EXERCISE INSTRUCTIONS: Return all lines below containing the word "plain".

GIVEN RECORDS:
* begin *

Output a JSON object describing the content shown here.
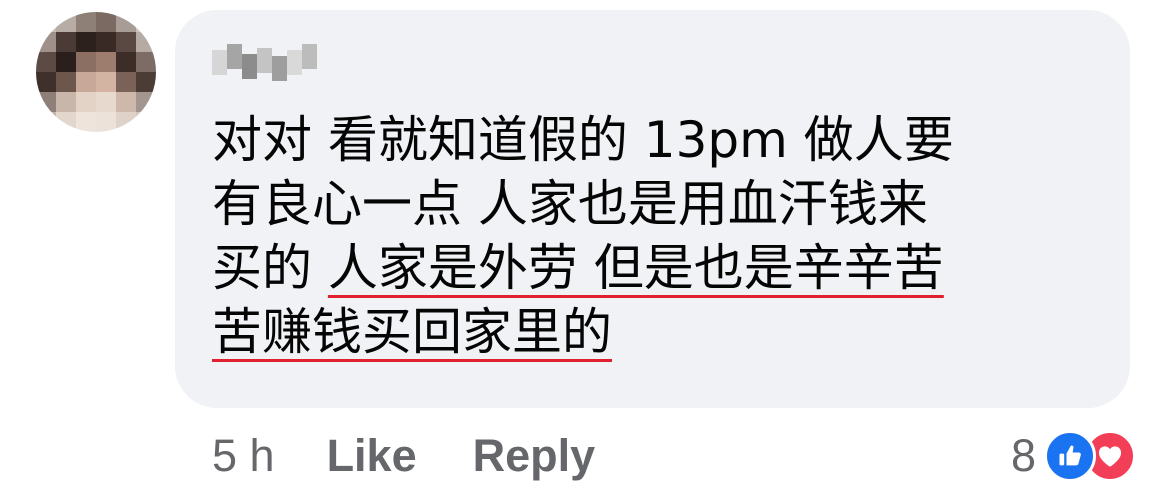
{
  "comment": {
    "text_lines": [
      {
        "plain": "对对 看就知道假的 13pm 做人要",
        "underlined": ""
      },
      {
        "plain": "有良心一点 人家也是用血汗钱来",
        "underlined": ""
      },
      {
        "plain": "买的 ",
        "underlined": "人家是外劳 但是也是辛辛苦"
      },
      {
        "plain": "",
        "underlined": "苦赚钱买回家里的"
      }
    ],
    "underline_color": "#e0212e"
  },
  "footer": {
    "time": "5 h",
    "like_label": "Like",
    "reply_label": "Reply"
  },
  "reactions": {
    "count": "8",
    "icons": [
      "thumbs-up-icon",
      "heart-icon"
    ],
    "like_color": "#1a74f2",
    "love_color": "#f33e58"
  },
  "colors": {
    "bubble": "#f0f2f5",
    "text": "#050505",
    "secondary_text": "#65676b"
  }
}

* end *
* begin *

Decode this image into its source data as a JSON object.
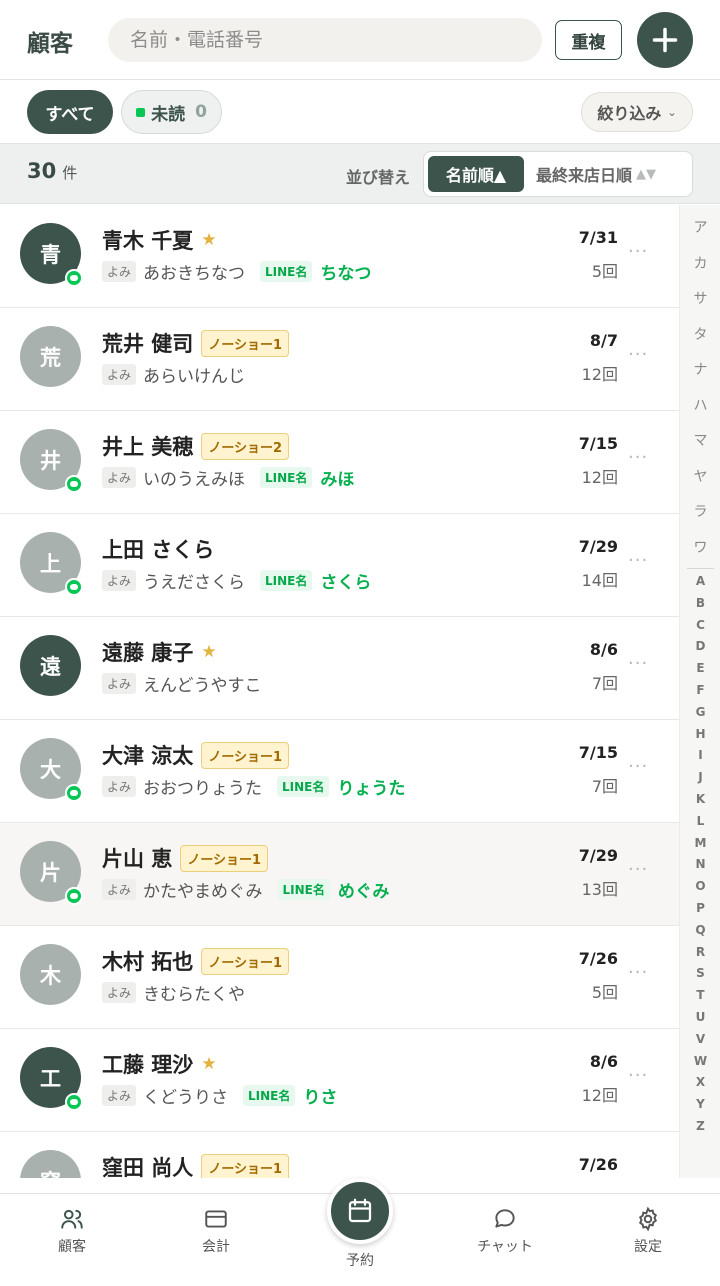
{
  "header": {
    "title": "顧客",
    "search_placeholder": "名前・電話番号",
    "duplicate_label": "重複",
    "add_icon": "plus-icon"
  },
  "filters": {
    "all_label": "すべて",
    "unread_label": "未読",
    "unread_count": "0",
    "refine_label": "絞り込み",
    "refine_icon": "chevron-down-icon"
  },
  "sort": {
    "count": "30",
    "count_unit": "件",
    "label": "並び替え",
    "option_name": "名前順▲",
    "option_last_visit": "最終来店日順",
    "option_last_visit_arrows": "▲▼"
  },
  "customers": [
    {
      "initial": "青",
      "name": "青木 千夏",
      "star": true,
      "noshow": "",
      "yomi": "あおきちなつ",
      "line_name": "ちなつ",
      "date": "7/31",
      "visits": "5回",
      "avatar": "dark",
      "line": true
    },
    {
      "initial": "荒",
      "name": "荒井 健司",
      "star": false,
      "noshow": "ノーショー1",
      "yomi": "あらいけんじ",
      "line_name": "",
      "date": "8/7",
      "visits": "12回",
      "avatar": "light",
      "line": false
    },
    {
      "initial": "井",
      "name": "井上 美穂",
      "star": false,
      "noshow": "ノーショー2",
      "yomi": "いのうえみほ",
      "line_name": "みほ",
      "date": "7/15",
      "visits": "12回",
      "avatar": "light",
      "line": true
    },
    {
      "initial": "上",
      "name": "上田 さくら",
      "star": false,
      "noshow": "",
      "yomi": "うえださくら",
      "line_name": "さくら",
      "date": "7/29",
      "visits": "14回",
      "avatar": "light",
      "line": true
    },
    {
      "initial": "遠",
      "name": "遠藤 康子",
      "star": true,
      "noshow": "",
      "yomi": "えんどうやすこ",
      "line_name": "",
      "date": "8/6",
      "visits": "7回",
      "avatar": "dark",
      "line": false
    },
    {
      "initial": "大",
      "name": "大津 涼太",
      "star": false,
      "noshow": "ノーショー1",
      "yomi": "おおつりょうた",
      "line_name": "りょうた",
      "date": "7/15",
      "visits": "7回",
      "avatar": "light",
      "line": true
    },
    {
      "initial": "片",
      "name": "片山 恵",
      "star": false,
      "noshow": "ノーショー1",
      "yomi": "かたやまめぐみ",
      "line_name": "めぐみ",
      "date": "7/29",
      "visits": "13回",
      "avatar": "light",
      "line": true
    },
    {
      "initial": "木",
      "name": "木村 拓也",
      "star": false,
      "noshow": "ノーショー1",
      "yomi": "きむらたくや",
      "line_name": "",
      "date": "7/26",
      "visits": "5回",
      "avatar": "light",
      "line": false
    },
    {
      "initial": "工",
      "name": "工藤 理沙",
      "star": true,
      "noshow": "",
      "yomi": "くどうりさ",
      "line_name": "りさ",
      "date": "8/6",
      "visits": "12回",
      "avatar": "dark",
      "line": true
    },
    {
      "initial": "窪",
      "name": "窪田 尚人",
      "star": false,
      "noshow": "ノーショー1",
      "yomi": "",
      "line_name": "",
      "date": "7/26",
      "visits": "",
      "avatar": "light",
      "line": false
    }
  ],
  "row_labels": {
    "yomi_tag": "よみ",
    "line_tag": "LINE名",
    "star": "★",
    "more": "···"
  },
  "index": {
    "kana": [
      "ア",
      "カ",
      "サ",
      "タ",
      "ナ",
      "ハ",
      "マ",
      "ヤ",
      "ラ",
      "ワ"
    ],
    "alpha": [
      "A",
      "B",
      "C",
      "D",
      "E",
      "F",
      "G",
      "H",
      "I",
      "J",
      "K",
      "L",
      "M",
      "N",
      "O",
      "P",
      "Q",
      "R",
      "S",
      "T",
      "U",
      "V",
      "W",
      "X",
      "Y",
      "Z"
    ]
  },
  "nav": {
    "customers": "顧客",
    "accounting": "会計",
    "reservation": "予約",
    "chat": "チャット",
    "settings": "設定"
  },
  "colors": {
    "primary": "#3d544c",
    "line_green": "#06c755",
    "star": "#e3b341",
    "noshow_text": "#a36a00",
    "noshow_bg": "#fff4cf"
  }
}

* end *

COMPLETE OUTPUT:
        "plain": "对对 看就知道假的 13pm 做人要",
        "plain": "有良心一点 人家也是用血汗钱来",
        "plain": "买的 ",
        "plain": "",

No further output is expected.